>> BEGIN PROVIDED DATA
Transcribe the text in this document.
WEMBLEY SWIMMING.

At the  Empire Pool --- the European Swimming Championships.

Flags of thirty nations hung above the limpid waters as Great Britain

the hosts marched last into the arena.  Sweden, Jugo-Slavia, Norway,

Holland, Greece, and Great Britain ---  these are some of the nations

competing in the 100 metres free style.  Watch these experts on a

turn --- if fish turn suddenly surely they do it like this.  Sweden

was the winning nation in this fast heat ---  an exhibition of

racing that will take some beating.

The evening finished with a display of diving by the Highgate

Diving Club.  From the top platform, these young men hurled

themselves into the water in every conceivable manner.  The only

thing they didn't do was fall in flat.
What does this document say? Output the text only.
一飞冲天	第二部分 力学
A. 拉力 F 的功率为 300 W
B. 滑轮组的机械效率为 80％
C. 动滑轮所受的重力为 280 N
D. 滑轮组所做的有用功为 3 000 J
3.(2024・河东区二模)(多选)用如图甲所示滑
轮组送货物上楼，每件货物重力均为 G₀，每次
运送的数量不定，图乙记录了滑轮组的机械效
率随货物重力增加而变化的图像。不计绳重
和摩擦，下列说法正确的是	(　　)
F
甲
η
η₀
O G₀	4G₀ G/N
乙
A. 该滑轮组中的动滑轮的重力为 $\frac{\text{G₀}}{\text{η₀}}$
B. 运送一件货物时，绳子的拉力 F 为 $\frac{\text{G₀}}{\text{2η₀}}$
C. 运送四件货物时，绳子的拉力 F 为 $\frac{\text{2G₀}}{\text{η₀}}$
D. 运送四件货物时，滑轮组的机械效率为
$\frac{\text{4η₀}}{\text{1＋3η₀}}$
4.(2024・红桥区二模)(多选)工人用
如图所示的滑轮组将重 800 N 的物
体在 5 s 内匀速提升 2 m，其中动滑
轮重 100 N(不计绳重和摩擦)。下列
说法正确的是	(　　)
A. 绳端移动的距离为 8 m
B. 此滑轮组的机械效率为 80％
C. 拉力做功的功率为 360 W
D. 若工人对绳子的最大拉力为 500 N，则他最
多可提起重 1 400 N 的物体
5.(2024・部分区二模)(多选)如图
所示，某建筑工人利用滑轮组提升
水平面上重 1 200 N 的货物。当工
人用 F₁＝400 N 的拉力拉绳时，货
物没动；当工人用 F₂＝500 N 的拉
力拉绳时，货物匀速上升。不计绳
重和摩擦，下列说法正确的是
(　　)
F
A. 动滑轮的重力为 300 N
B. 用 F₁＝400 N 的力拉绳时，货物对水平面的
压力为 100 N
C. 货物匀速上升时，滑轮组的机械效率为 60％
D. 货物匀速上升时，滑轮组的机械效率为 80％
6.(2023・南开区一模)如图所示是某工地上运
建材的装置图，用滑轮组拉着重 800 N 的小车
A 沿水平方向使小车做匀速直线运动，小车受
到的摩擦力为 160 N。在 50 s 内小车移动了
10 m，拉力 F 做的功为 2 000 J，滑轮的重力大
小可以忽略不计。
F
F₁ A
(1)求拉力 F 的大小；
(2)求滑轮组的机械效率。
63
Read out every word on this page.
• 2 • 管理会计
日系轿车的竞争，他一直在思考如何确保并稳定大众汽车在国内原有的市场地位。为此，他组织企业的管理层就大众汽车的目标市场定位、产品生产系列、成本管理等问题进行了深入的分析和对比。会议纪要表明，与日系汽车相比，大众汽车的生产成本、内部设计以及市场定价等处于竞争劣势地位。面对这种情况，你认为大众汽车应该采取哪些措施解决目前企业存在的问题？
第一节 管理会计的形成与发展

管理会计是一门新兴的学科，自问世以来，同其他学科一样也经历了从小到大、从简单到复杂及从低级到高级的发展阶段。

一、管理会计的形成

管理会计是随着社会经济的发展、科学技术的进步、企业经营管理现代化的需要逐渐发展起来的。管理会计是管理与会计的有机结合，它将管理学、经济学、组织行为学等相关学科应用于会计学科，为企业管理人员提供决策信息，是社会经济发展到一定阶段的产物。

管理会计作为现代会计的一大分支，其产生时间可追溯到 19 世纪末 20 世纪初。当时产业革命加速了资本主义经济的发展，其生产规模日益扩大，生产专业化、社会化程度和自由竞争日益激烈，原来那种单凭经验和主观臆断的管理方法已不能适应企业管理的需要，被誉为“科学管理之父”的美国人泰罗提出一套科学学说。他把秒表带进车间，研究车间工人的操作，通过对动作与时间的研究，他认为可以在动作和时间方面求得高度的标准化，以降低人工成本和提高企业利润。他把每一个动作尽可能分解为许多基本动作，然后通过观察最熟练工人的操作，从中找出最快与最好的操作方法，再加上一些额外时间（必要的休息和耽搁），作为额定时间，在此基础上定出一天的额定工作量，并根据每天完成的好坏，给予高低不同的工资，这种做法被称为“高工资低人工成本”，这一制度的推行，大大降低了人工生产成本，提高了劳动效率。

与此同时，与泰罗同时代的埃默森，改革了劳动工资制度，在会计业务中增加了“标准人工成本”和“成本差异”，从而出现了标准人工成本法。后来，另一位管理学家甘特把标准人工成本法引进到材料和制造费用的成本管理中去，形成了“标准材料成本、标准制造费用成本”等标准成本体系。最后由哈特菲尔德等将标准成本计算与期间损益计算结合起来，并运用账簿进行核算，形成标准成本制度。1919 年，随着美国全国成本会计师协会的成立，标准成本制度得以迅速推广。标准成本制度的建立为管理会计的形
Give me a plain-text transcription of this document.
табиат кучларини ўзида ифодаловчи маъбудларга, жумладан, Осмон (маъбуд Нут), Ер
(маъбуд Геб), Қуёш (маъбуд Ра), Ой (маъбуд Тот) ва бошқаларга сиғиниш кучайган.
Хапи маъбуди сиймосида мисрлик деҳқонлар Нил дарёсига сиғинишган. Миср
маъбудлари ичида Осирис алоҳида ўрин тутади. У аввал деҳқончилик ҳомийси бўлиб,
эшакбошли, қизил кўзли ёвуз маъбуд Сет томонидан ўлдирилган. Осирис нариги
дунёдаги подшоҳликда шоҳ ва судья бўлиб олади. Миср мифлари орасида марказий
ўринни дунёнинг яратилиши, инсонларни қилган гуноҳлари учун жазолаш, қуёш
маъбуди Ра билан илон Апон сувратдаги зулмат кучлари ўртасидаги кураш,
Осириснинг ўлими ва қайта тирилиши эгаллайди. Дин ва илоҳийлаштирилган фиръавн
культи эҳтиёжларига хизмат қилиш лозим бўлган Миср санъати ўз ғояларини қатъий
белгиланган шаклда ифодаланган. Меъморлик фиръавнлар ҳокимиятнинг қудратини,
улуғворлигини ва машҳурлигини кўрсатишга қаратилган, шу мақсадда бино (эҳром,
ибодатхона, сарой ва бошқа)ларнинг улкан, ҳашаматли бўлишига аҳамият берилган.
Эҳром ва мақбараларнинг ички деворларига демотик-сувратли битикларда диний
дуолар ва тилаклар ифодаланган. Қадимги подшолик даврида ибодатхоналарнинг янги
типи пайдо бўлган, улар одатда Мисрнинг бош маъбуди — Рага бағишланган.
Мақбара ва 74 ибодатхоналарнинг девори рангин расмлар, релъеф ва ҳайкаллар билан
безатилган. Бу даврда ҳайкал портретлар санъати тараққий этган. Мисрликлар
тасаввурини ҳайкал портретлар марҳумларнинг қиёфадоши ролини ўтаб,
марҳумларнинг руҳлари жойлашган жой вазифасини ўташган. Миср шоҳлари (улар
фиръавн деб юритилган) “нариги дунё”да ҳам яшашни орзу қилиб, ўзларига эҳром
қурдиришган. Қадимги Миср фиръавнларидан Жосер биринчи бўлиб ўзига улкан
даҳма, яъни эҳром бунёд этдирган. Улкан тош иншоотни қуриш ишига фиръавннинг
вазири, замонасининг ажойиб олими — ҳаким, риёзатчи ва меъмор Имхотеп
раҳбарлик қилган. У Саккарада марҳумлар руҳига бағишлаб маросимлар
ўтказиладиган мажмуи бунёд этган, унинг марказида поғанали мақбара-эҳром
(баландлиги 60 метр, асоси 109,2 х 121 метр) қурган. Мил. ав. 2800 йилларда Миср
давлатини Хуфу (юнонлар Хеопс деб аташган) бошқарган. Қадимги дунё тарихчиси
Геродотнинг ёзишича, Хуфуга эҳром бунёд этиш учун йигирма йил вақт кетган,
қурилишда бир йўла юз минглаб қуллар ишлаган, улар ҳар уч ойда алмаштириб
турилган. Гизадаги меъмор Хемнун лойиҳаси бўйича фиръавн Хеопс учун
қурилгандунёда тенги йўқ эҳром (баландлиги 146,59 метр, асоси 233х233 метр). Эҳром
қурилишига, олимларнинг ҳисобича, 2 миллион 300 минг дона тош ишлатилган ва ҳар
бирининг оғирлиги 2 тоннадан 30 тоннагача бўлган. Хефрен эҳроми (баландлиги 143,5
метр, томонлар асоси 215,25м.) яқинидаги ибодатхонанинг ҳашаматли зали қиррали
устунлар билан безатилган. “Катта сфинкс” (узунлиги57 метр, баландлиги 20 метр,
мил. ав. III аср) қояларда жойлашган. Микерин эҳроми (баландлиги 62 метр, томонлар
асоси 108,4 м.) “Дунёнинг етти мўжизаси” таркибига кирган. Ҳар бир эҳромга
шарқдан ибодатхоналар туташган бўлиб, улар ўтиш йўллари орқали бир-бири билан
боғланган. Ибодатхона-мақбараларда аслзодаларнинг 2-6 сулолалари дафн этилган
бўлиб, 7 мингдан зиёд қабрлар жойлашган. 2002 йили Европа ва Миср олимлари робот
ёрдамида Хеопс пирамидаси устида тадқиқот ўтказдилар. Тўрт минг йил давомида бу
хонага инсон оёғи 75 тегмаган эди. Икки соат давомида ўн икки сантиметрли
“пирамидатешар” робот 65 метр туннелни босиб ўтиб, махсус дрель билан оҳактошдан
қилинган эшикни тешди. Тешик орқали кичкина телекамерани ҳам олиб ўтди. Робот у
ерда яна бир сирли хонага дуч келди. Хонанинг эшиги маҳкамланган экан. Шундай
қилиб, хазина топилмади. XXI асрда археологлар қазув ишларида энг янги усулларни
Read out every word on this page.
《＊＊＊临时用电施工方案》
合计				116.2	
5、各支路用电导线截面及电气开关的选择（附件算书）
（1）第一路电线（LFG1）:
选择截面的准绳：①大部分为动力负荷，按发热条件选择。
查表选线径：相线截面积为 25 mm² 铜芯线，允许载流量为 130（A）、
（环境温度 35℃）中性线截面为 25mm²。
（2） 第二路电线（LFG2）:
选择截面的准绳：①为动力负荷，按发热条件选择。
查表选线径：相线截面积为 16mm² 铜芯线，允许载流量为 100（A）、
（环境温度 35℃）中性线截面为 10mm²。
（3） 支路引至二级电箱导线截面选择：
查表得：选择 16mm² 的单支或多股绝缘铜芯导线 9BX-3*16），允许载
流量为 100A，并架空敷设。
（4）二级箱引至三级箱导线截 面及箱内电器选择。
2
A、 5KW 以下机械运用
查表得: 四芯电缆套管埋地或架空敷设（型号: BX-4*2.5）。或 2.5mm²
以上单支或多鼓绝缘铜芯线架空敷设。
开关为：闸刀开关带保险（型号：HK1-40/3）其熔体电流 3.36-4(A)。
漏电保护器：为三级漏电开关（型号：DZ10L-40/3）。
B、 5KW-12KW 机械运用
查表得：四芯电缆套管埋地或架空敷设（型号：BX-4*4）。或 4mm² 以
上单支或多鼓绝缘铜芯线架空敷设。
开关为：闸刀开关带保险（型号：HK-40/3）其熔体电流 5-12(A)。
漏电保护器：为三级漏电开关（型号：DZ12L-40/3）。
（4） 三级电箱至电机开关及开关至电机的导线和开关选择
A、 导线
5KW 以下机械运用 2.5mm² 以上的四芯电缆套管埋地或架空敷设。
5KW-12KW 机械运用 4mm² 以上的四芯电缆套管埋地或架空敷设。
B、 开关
>> END PROVIDED DATA
REQUIREMENTS: Gather every line from the listing above in which the word "闸刀开关带保险" appears.

FULL ANSWER:
开关为：闸刀开关带保险（型号：HK1-40/3）其熔体电流 3.36-4(A)。
开关为：闸刀开关带保险（型号：HK-40/3）其熔体电流 5-12(A)。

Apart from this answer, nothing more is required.